- [Task statement]:
Tally the lines holding "человека" and state only that figure.

### Recorded information

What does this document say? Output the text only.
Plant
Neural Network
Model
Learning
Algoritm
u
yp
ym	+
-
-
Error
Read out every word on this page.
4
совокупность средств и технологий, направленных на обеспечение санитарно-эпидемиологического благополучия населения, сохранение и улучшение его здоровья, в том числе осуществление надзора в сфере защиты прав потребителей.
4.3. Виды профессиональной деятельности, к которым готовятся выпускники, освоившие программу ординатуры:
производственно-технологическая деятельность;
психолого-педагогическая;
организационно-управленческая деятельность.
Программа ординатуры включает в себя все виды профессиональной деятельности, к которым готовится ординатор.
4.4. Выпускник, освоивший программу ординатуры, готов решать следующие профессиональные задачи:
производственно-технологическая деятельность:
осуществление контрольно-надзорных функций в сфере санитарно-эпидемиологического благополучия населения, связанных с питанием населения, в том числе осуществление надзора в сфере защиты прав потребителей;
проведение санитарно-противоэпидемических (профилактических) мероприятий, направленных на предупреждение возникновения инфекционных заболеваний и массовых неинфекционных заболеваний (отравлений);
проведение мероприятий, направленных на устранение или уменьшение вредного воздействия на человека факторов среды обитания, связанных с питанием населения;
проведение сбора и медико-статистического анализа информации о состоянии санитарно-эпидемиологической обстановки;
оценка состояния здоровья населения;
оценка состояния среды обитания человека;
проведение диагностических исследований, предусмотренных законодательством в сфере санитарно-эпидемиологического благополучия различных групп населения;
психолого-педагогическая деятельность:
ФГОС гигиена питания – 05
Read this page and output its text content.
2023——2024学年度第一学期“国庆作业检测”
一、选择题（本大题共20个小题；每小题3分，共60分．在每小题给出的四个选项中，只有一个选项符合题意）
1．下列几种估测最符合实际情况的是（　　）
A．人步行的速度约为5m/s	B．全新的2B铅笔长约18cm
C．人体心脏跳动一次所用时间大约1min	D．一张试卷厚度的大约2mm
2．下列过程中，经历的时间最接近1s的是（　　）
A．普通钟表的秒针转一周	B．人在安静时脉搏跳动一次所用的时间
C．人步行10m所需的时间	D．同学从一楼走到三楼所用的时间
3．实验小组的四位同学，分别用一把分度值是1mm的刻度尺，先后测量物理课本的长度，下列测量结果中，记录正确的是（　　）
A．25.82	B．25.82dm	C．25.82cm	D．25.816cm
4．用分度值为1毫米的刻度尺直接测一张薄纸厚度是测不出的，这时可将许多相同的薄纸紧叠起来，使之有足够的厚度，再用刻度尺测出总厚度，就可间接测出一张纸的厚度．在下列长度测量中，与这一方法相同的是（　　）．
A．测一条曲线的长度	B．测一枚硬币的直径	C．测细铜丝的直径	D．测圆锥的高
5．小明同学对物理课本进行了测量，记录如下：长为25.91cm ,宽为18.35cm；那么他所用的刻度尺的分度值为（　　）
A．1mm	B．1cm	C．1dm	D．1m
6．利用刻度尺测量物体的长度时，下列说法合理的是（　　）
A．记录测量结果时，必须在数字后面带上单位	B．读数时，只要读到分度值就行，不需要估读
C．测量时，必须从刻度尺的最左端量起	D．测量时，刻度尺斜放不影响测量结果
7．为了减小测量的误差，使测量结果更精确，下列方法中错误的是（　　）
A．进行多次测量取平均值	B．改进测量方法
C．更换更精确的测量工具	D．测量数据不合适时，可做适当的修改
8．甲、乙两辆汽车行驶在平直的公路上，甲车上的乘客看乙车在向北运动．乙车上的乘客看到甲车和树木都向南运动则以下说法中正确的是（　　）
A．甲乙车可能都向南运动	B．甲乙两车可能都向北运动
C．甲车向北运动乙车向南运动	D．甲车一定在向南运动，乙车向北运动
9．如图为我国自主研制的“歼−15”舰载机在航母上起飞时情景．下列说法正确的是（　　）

######

- [Task answer]:
2